◆ **EXERCISE DESCRIPTION**: Find and copy every line in the records that includes the string "Ports".

◆ **THE RECORDS**:
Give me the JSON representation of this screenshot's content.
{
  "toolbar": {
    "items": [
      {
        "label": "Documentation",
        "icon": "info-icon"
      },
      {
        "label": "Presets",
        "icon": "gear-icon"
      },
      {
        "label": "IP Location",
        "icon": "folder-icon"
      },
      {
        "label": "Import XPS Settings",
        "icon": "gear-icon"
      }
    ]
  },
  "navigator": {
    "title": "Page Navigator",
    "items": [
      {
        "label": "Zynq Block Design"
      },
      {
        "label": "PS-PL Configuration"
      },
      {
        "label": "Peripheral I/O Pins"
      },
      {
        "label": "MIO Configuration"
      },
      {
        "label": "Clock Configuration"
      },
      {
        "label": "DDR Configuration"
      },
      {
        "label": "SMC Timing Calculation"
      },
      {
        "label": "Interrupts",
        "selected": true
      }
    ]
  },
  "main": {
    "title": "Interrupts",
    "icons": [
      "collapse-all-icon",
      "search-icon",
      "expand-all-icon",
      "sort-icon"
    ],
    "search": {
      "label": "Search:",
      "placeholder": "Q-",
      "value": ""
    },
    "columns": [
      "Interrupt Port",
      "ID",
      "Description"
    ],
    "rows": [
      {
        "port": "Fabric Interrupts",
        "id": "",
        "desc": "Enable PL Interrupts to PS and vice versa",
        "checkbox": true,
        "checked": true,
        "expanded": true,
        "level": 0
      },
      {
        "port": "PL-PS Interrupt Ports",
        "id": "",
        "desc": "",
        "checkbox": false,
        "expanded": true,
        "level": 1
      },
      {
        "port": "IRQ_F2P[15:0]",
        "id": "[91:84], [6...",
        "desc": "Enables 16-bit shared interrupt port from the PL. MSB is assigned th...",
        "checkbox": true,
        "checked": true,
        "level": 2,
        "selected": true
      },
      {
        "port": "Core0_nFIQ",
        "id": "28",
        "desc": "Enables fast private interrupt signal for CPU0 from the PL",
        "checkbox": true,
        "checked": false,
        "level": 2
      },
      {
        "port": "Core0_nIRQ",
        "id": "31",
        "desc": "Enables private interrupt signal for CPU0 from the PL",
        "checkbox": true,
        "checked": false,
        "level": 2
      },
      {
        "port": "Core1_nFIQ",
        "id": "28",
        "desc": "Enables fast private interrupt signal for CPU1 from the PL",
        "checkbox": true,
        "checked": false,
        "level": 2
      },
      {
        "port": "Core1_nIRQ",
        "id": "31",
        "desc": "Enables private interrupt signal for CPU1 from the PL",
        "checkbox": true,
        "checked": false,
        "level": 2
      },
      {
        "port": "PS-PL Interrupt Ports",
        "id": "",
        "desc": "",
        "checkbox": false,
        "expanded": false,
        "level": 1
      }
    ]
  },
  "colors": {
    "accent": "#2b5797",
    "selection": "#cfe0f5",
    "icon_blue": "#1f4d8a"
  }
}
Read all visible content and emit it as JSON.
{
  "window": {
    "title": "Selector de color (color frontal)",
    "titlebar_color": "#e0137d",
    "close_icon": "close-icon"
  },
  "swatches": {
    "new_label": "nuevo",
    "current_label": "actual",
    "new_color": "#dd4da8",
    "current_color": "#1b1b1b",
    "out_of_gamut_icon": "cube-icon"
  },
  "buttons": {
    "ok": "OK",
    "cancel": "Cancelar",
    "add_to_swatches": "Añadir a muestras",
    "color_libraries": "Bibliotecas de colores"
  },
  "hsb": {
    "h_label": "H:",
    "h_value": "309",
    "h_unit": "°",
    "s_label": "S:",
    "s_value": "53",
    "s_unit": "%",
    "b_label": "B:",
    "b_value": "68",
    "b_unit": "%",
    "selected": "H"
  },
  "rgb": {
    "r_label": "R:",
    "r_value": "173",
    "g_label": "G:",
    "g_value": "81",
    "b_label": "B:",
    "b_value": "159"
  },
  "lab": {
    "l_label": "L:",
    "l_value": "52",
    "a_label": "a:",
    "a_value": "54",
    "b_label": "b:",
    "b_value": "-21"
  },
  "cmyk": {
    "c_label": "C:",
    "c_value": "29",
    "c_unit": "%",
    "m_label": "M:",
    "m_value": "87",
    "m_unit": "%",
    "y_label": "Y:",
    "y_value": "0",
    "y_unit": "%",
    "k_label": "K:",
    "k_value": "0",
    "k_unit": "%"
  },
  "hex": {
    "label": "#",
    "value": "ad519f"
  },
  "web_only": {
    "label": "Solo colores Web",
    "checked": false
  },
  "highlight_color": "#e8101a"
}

◆ **THE SOLUTION**:
        "port": "PL-PS Interrupt Ports",
        "port": "PS-PL Interrupt Ports",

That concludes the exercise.